§ **Requirements**:
Transcribe every entry word for word, but skip the images.

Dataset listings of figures

+===+

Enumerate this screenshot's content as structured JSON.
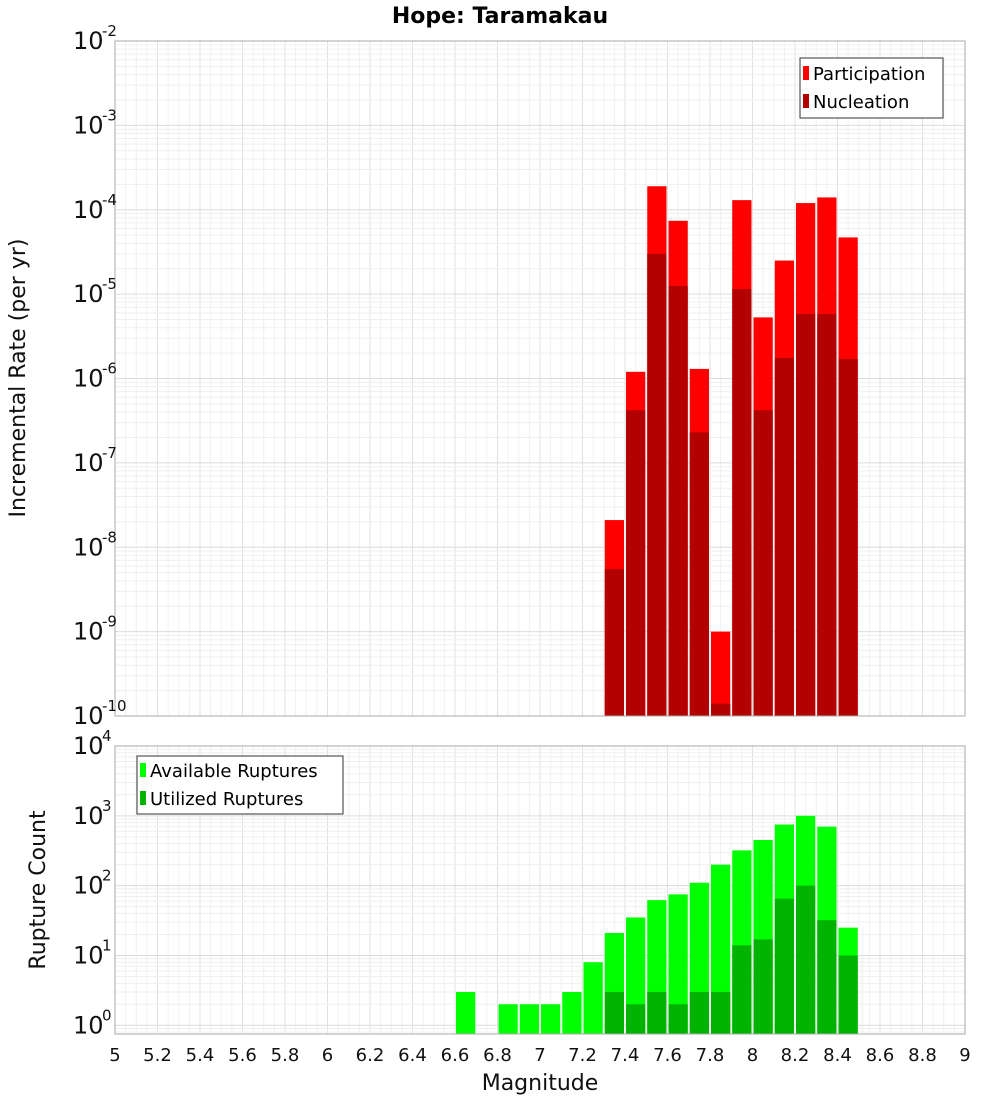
{
  "chart_data": [
    {
      "type": "bar",
      "title": "Hope: Taramakau",
      "xlabel": "",
      "ylabel": "Incremental Rate (per yr)",
      "yscale": "log",
      "ylim": [
        1e-10,
        0.01
      ],
      "xlim": [
        5,
        9
      ],
      "bar_width": 0.1,
      "grid": true,
      "legend_position": "top-right",
      "ytick_exponents": [
        "-10",
        "-9",
        "-8",
        "-7",
        "-6",
        "-5",
        "-4",
        "-3",
        "-2"
      ],
      "x": [
        7.35,
        7.45,
        7.55,
        7.65,
        7.75,
        7.85,
        7.95,
        8.05,
        8.15,
        8.25,
        8.35,
        8.45
      ],
      "series": [
        {
          "name": "Participation",
          "color": "#ff0000",
          "values": [
            2.1e-08,
            1.2e-06,
            0.00019,
            7.4e-05,
            1.3e-06,
            1e-09,
            0.00013,
            5.3e-06,
            2.5e-05,
            0.00012,
            0.00014,
            4.7e-05
          ]
        },
        {
          "name": "Nucleation",
          "color": "#b30000",
          "values": [
            5.5e-09,
            4.2e-07,
            3e-05,
            1.25e-05,
            2.3e-07,
            1.4e-10,
            1.15e-05,
            4.2e-07,
            1.75e-06,
            5.8e-06,
            5.8e-06,
            1.7e-06
          ]
        }
      ]
    },
    {
      "type": "bar",
      "title": "",
      "xlabel": "Magnitude",
      "ylabel": "Rupture Count",
      "yscale": "log",
      "ylim": [
        0.75,
        10000
      ],
      "xlim": [
        5,
        9
      ],
      "bar_width": 0.1,
      "grid": true,
      "legend_position": "top-left",
      "ytick_exponents": [
        "0",
        "1",
        "2",
        "3",
        "4"
      ],
      "xtick_labels": [
        "5",
        "5.2",
        "5.4",
        "5.6",
        "5.8",
        "6",
        "6.2",
        "6.4",
        "6.6",
        "6.8",
        "7",
        "7.2",
        "7.4",
        "7.6",
        "7.8",
        "8",
        "8.2",
        "8.4",
        "8.6",
        "8.8",
        "9"
      ],
      "x": [
        6.65,
        6.85,
        6.95,
        7.05,
        7.15,
        7.25,
        7.35,
        7.45,
        7.55,
        7.65,
        7.75,
        7.85,
        7.95,
        8.05,
        8.15,
        8.25,
        8.35,
        8.45
      ],
      "series": [
        {
          "name": "Available Ruptures",
          "color": "#00ff00",
          "values": [
            3,
            2,
            2,
            2,
            3,
            8,
            21,
            35,
            62,
            75,
            110,
            200,
            320,
            450,
            750,
            1000,
            700,
            25
          ]
        },
        {
          "name": "Utilized Ruptures",
          "color": "#00b300",
          "values": [
            0,
            0,
            0,
            0,
            0,
            0,
            3,
            2,
            3,
            2,
            3,
            3,
            14,
            17,
            65,
            100,
            32,
            10
          ]
        }
      ]
    }
  ]
}
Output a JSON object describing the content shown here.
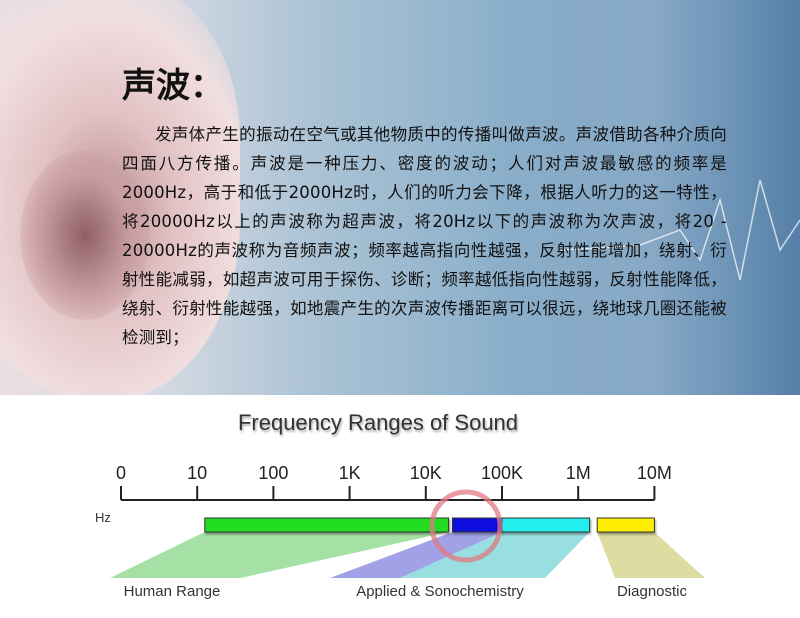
{
  "heading": "声波：",
  "paragraph": "发声体产生的振动在空气或其他物质中的传播叫做声波。声波借助各种介质向四面八方传播。声波是一种压力、密度的波动；人们对声波最敏感的频率是2000Hz，高于和低于2000Hz时，人们的听力会下降，根据人听力的这一特性，将20000Hz以上的声波称为超声波，将20Hz以下的声波称为次声波，将20 - 20000Hz的声波称为音频声波；频率越高指向性越强，反射性能增加，绕射、衍射性能减弱，如超声波可用于探伤、诊断；频率越低指向性越弱，反射性能降低，绕射、衍射性能越强，如地震产生的次声波传播距离可以很远，绕地球几圈还能被检测到；",
  "diagram": {
    "title": "Frequency Ranges of Sound",
    "unit": "Hz",
    "ticks": [
      "0",
      "10",
      "100",
      "1K",
      "10K",
      "100K",
      "1M",
      "10M"
    ],
    "ranges": [
      {
        "label": "Human Range",
        "from_decade": 1.1,
        "to_decade": 4.3,
        "color": "#22dd22",
        "shade": "#8fd88f"
      },
      {
        "label": "",
        "from_decade": 4.35,
        "to_decade": 5.0,
        "color": "#1010dd",
        "shade": "#8a8ae0"
      },
      {
        "label": "Applied & Sonochemistry",
        "from_decade": 5.0,
        "to_decade": 6.15,
        "color": "#22eeee",
        "shade": "#7fd6d8"
      },
      {
        "label": "Diagnostic",
        "from_decade": 6.25,
        "to_decade": 7.0,
        "color": "#ffee00",
        "shade": "#d4d48a"
      }
    ],
    "highlight_color": "#e07a80"
  }
}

+===+

§ **Correct result**:
Enumerate this screenshot's content as structured JSON.
{
  "chart_data": [
    {
      "type": "bar",
      "title": "Hope: Taramakau",
      "xlabel": "",
      "ylabel": "Incremental Rate (per yr)",
      "yscale": "log",
      "ylim": [
        1e-10,
        0.01
      ],
      "xlim": [
        5,
        9
      ],
      "bar_width": 0.1,
      "grid": true,
      "legend_position": "top-right",
      "ytick_exponents": [
        "-10",
        "-9",
        "-8",
        "-7",
        "-6",
        "-5",
        "-4",
        "-3",
        "-2"
      ],
      "x": [
        7.35,
        7.45,
        7.55,
        7.65,
        7.75,
        7.85,
        7.95,
        8.05,
        8.15,
        8.25,
        8.35,
        8.45
      ],
      "series": [
        {
          "name": "Participation",
          "color": "#ff0000",
          "values": [
            2.1e-08,
            1.2e-06,
            0.00019,
            7.4e-05,
            1.3e-06,
            1e-09,
            0.00013,
            5.3e-06,
            2.5e-05,
            0.00012,
            0.00014,
            4.7e-05
          ]
        },
        {
          "name": "Nucleation",
          "color": "#b30000",
          "values": [
            5.5e-09,
            4.2e-07,
            3e-05,
            1.25e-05,
            2.3e-07,
            1.4e-10,
            1.15e-05,
            4.2e-07,
            1.75e-06,
            5.8e-06,
            5.8e-06,
            1.7e-06
          ]
        }
      ]
    },
    {
      "type": "bar",
      "title": "",
      "xlabel": "Magnitude",
      "ylabel": "Rupture Count",
      "yscale": "log",
      "ylim": [
        0.75,
        10000
      ],
      "xlim": [
        5,
        9
      ],
      "bar_width": 0.1,
      "grid": true,
      "legend_position": "top-left",
      "ytick_exponents": [
        "0",
        "1",
        "2",
        "3",
        "4"
      ],
      "xtick_labels": [
        "5",
        "5.2",
        "5.4",
        "5.6",
        "5.8",
        "6",
        "6.2",
        "6.4",
        "6.6",
        "6.8",
        "7",
        "7.2",
        "7.4",
        "7.6",
        "7.8",
        "8",
        "8.2",
        "8.4",
        "8.6",
        "8.8",
        "9"
      ],
      "x": [
        6.65,
        6.85,
        6.95,
        7.05,
        7.15,
        7.25,
        7.35,
        7.45,
        7.55,
        7.65,
        7.75,
        7.85,
        7.95,
        8.05,
        8.15,
        8.25,
        8.35,
        8.45
      ],
      "series": [
        {
          "name": "Available Ruptures",
          "color": "#00ff00",
          "values": [
            3,
            2,
            2,
            2,
            3,
            8,
            21,
            35,
            62,
            75,
            110,
            200,
            320,
            450,
            750,
            1000,
            700,
            25
          ]
        },
        {
          "name": "Utilized Ruptures",
          "color": "#00b300",
          "values": [
            0,
            0,
            0,
            0,
            0,
            0,
            3,
            2,
            3,
            2,
            3,
            3,
            14,
            17,
            65,
            100,
            32,
            10
          ]
        }
      ]
    }
  ]
}
Output a JSON object describing the content shown here.
{
  "heading": "声波：",
  "paragraph": "发声体产生的振动在空气或其他物质中的传播叫做声波。声波借助各种介质向四面八方传播。声波是一种压力、密度的波动；人们对声波最敏感的频率是2000Hz，高于和低于2000Hz时，人们的听力会下降，根据人听力的这一特性，将20000Hz以上的声波称为超声波，将20Hz以下的声波称为次声波，将20 - 20000Hz的声波称为音频声波；频率越高指向性越强，反射性能增加，绕射、衍射性能减弱，如超声波可用于探伤、诊断；频率越低指向性越弱，反射性能降低，绕射、衍射性能越强，如地震产生的次声波传播距离可以很远，绕地球几圈还能被检测到；",
  "diagram": {
    "title": "Frequency Ranges of Sound",
    "unit": "Hz",
    "ticks": [
      "0",
      "10",
      "100",
      "1K",
      "10K",
      "100K",
      "1M",
      "10M"
    ],
    "ranges": [
      {
        "label": "Human Range",
        "from_decade": 1.1,
        "to_decade": 4.3,
        "color": "#22dd22",
        "shade": "#8fd88f"
      },
      {
        "label": "",
        "from_decade": 4.35,
        "to_decade": 5.0,
        "color": "#1010dd",
        "shade": "#8a8ae0"
      },
      {
        "label": "Applied & Sonochemistry",
        "from_decade": 5.0,
        "to_decade": 6.15,
        "color": "#22eeee",
        "shade": "#7fd6d8"
      },
      {
        "label": "Diagnostic",
        "from_decade": 6.25,
        "to_decade": 7.0,
        "color": "#ffee00",
        "shade": "#d4d48a"
      }
    ],
    "highlight_color": "#e07a80"
  }
}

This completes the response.